PROBLEM DESCRIPTION: Identify all lines below that hold "value" and collect them.

## start DATA LINES

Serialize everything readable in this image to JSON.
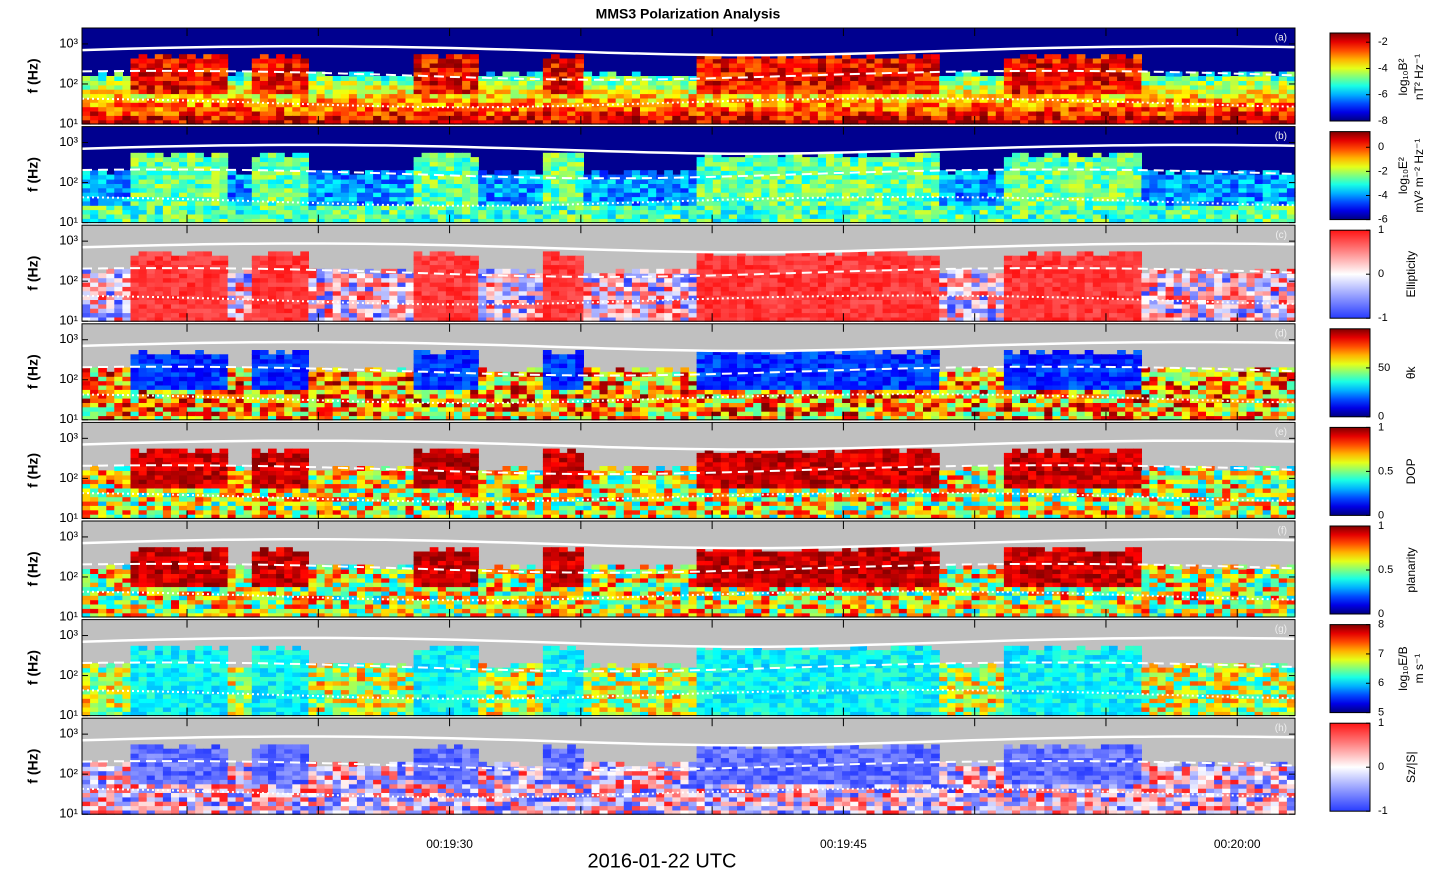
{
  "chart_data": {
    "type": "spectrogram",
    "title": "MMS3 Polarization Analysis",
    "xlabel": "2016-01-22 UTC",
    "ylabel": "f (Hz)",
    "xlim": [
      16,
      62.2
    ],
    "xticks": [
      {
        "value": 30,
        "label": "00:19:30"
      },
      {
        "value": 45,
        "label": "00:19:45"
      },
      {
        "value": 60,
        "label": "00:20:00"
      }
    ],
    "xminor_ticks": [
      20,
      25,
      35,
      40,
      50,
      55
    ],
    "ylim": [
      10,
      2500
    ],
    "yscale": "log",
    "yticks": [
      {
        "value": 10,
        "label": "10¹"
      },
      {
        "value": 100,
        "label": "10²"
      },
      {
        "value": 1000,
        "label": "10³"
      }
    ],
    "panels": [
      {
        "label": "(a)",
        "colormap": "jet",
        "colorbar_label": [
          "log₁₀B²",
          "nT² Hz⁻¹"
        ],
        "clim": [
          -8,
          -1.3
        ],
        "cticks": [
          -2,
          -4,
          -6,
          -8
        ]
      },
      {
        "label": "(b)",
        "colormap": "jet",
        "colorbar_label": [
          "log₁₀E²",
          "mV² m⁻² Hz⁻¹"
        ],
        "clim": [
          -6,
          1.3
        ],
        "cticks": [
          0,
          -2,
          -4,
          -6
        ]
      },
      {
        "label": "(c)",
        "colormap": "bwr",
        "colorbar_label": [
          "Ellipticity"
        ],
        "clim": [
          -1,
          1
        ],
        "cticks": [
          1,
          0,
          -1
        ]
      },
      {
        "label": "(d)",
        "colormap": "jet",
        "colorbar_label": [
          "θk"
        ],
        "clim": [
          0,
          90
        ],
        "cticks": [
          50,
          0
        ]
      },
      {
        "label": "(e)",
        "colormap": "jet",
        "colorbar_label": [
          "DOP"
        ],
        "clim": [
          0,
          1
        ],
        "cticks": [
          1,
          0.5,
          0
        ]
      },
      {
        "label": "(f)",
        "colormap": "jet",
        "colorbar_label": [
          "planarity"
        ],
        "clim": [
          0,
          1
        ],
        "cticks": [
          1,
          0.5,
          0
        ]
      },
      {
        "label": "(g)",
        "colormap": "jet",
        "colorbar_label": [
          "log₁₀E/B",
          "m s⁻¹"
        ],
        "clim": [
          5,
          8
        ],
        "cticks": [
          8,
          7,
          6,
          5
        ]
      },
      {
        "label": "(h)",
        "colormap": "bwr",
        "colorbar_label": [
          "Sz/|S|"
        ],
        "clim": [
          -1,
          1
        ],
        "cticks": [
          1,
          0,
          -1
        ]
      }
    ]
  }
}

## end DATA LINES

WRITTEN REPLY:
        "value": 30,
        "value": 45,
        "value": 60,
        "value": 10,
        "value": 100,
        "value": 1000,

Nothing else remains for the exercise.